= TO BE DONE =
Transcribe the listing verbatim, beginning at its first line and stopping after the line that contains "x-tick-label: 103 (883, 668, 913, 695)", with both of those lines included.

= MATERIAL PROVIDED =
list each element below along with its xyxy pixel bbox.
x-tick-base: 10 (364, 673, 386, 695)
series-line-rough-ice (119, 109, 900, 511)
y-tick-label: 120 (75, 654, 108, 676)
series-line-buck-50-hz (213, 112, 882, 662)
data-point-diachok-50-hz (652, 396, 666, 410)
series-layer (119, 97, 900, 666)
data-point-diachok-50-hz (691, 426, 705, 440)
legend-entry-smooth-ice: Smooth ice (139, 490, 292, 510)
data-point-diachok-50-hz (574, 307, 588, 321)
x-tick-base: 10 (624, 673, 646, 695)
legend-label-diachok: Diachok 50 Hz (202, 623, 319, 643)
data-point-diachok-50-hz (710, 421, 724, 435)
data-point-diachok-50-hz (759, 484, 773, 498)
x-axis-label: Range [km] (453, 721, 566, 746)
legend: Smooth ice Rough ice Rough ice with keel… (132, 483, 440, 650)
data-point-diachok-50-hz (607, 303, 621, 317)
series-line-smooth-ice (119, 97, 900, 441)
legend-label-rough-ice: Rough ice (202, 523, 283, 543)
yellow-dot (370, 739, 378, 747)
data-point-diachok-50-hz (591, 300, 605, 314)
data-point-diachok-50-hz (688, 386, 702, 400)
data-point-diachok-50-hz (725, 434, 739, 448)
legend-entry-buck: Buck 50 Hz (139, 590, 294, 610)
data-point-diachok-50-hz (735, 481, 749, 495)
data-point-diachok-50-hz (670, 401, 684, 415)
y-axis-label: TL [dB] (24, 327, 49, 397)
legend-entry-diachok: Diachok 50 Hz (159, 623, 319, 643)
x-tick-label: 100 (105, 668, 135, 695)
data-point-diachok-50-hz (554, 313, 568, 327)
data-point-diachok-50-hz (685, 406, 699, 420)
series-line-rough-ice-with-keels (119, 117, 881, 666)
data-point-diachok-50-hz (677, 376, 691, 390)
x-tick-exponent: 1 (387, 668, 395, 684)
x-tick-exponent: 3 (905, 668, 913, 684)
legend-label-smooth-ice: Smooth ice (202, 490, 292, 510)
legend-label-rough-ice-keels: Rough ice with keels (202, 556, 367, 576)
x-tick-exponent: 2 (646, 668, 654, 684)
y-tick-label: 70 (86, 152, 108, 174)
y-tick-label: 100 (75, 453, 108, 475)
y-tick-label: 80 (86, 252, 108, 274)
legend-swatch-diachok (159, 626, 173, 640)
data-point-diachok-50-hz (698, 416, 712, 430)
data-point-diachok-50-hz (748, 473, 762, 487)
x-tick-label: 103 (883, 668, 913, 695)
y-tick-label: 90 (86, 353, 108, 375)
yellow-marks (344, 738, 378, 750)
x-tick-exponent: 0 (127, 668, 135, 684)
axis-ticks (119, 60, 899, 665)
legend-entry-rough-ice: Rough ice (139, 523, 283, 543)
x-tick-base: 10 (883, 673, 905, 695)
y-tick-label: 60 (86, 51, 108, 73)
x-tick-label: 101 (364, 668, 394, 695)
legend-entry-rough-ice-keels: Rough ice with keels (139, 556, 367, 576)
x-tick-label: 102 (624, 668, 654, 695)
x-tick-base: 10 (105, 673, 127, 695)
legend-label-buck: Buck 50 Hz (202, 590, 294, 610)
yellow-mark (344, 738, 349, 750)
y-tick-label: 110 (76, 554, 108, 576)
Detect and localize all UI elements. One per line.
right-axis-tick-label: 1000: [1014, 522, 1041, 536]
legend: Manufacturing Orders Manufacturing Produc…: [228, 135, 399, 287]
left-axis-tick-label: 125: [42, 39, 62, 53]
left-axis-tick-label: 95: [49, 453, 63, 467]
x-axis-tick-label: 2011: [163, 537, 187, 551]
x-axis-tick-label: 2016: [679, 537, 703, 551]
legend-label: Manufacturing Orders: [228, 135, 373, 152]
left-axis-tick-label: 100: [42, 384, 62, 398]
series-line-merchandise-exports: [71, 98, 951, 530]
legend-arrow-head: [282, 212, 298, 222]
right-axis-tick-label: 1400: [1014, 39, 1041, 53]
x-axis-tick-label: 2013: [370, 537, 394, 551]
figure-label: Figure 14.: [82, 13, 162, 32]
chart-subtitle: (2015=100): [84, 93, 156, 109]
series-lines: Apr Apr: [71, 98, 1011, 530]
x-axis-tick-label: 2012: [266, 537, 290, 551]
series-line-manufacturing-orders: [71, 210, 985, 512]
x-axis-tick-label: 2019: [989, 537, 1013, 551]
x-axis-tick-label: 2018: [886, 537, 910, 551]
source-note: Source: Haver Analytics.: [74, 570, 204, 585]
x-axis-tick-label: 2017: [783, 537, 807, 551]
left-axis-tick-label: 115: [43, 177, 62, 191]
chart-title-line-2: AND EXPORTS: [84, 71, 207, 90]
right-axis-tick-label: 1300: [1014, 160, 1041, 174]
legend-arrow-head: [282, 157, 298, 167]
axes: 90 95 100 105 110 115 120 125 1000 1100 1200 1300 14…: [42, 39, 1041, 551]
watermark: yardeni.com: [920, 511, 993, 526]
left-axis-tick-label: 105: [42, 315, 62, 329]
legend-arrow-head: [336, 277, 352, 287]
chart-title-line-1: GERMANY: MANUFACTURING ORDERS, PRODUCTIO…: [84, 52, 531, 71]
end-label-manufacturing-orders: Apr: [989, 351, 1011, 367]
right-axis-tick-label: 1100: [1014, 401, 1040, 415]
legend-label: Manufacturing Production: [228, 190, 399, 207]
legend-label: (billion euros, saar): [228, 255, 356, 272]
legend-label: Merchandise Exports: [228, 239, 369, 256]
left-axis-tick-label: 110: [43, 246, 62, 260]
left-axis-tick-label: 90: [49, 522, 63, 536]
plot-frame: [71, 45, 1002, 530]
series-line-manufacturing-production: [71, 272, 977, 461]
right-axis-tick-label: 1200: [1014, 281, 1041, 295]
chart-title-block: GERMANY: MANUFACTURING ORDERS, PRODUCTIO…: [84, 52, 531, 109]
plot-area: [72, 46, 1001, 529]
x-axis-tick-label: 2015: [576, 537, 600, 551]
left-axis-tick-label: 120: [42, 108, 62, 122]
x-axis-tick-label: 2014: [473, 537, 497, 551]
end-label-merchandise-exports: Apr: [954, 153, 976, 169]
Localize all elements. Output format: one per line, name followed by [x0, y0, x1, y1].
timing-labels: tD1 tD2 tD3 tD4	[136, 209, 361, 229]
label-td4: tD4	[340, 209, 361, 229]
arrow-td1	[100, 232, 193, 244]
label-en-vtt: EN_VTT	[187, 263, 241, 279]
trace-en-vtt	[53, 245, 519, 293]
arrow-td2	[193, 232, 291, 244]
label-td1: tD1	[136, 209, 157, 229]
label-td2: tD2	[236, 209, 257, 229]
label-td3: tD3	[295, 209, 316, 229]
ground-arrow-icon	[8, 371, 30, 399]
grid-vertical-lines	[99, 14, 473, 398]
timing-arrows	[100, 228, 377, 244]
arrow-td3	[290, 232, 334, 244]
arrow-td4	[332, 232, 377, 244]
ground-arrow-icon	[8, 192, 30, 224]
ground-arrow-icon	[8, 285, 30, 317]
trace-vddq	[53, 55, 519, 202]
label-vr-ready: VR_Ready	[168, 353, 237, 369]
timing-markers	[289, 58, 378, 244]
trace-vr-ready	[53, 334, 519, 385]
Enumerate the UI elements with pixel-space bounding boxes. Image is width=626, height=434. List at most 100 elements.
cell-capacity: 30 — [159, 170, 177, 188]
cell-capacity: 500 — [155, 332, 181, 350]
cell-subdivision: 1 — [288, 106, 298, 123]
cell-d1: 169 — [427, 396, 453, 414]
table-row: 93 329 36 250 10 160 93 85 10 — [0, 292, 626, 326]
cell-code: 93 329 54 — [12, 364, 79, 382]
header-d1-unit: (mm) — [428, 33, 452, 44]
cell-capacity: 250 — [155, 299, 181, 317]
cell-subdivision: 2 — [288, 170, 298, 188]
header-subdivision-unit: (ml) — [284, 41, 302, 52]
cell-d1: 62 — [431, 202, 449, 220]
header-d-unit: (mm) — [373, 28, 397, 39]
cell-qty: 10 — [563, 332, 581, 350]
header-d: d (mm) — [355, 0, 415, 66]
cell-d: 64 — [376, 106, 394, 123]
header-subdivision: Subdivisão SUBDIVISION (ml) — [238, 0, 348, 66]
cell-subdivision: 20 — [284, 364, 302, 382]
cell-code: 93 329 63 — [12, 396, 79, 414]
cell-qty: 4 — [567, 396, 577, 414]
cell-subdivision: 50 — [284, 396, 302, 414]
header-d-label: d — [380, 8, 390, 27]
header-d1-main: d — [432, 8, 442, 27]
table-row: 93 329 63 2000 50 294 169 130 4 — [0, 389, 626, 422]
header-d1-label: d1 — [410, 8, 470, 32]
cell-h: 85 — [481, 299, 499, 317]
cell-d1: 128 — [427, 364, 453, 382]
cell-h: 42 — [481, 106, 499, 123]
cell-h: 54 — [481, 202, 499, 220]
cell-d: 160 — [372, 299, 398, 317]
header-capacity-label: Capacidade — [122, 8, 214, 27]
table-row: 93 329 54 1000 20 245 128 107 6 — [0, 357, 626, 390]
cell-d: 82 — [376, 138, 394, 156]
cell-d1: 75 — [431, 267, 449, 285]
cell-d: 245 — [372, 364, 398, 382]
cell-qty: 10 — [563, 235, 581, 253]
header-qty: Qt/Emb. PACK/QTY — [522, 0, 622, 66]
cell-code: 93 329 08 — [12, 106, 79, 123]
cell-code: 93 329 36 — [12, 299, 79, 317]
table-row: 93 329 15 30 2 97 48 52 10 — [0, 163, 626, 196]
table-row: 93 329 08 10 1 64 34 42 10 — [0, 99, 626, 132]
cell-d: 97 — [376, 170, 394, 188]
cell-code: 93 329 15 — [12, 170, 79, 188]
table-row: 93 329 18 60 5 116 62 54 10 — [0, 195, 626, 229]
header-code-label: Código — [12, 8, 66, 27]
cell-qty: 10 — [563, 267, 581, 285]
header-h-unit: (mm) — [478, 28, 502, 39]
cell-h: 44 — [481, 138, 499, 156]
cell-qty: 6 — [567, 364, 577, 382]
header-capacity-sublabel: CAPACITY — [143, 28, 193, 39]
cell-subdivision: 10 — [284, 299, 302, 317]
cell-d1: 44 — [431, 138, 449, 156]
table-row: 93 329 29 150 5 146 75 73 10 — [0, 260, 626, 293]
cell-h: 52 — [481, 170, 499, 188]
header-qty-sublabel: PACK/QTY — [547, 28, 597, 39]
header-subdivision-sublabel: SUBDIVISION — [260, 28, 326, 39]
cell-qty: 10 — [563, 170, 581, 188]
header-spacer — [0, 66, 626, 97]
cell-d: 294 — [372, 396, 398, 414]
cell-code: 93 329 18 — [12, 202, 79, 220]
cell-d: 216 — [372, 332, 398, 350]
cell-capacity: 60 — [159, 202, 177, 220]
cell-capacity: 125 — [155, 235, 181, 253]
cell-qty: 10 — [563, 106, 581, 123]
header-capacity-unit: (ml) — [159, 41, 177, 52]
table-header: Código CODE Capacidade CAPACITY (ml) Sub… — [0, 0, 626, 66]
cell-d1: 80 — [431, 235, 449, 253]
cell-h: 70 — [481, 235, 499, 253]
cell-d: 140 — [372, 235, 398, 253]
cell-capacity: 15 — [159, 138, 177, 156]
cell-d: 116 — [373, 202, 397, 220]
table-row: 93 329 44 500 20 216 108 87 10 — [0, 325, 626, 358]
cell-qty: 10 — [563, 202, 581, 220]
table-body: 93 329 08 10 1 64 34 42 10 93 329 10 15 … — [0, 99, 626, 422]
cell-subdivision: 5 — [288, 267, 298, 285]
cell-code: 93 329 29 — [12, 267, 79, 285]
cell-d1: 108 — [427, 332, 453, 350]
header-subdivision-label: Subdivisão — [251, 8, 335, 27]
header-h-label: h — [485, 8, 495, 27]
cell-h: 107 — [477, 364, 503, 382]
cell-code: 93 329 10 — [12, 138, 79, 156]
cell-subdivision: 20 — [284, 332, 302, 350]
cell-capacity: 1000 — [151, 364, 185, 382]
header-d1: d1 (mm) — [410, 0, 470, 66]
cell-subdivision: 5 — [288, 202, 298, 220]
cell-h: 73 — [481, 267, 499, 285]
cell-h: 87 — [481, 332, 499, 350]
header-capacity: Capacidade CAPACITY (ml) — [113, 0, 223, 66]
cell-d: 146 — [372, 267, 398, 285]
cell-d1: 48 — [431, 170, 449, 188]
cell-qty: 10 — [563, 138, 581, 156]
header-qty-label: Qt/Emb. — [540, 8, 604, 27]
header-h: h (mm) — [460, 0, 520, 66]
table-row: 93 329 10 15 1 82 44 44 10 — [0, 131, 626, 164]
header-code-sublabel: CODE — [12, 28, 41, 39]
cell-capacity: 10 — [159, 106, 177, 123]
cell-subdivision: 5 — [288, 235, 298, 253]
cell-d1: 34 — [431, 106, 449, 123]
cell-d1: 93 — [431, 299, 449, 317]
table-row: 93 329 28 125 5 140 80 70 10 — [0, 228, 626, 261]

= ANSWER FOR THIS EXERCISE =
list each element below along with its xyxy pixel bbox.
x-tick-base: 10 (364, 673, 386, 695)
series-line-rough-ice (119, 109, 900, 511)
y-tick-label: 120 (75, 654, 108, 676)
series-line-buck-50-hz (213, 112, 882, 662)
data-point-diachok-50-hz (652, 396, 666, 410)
series-layer (119, 97, 900, 666)
data-point-diachok-50-hz (691, 426, 705, 440)
legend-entry-smooth-ice: Smooth ice (139, 490, 292, 510)
data-point-diachok-50-hz (574, 307, 588, 321)
x-tick-base: 10 (624, 673, 646, 695)
legend-label-diachok: Diachok 50 Hz (202, 623, 319, 643)
data-point-diachok-50-hz (710, 421, 724, 435)
data-point-diachok-50-hz (759, 484, 773, 498)
x-axis-label: Range [km] (453, 721, 566, 746)
legend: Smooth ice Rough ice Rough ice with keel… (132, 483, 440, 650)
data-point-diachok-50-hz (607, 303, 621, 317)
series-line-smooth-ice (119, 97, 900, 441)
legend-label-rough-ice: Rough ice (202, 523, 283, 543)
yellow-dot (370, 739, 378, 747)
data-point-diachok-50-hz (591, 300, 605, 314)
data-point-diachok-50-hz (688, 386, 702, 400)
data-point-diachok-50-hz (725, 434, 739, 448)
legend-entry-buck: Buck 50 Hz (139, 590, 294, 610)
data-point-diachok-50-hz (735, 481, 749, 495)
data-point-diachok-50-hz (670, 401, 684, 415)
y-axis-label: TL [dB] (24, 327, 49, 397)
legend-entry-diachok: Diachok 50 Hz (159, 623, 319, 643)
x-tick-label: 100 (105, 668, 135, 695)
data-point-diachok-50-hz (554, 313, 568, 327)
data-point-diachok-50-hz (685, 406, 699, 420)
series-line-rough-ice-with-keels (119, 117, 881, 666)
data-point-diachok-50-hz (677, 376, 691, 390)
x-tick-exponent: 1 (387, 668, 395, 684)
x-tick-exponent: 3 (905, 668, 913, 684)
legend-label-smooth-ice: Smooth ice (202, 490, 292, 510)
legend-label-rough-ice-keels: Rough ice with keels (202, 556, 367, 576)
x-tick-exponent: 2 (646, 668, 654, 684)
y-tick-label: 70 (86, 152, 108, 174)
y-tick-label: 100 (75, 453, 108, 475)
y-tick-label: 80 (86, 252, 108, 274)
legend-swatch-diachok (159, 626, 173, 640)
data-point-diachok-50-hz (698, 416, 712, 430)
data-point-diachok-50-hz (748, 473, 762, 487)
x-tick-label: 103 (883, 668, 913, 695)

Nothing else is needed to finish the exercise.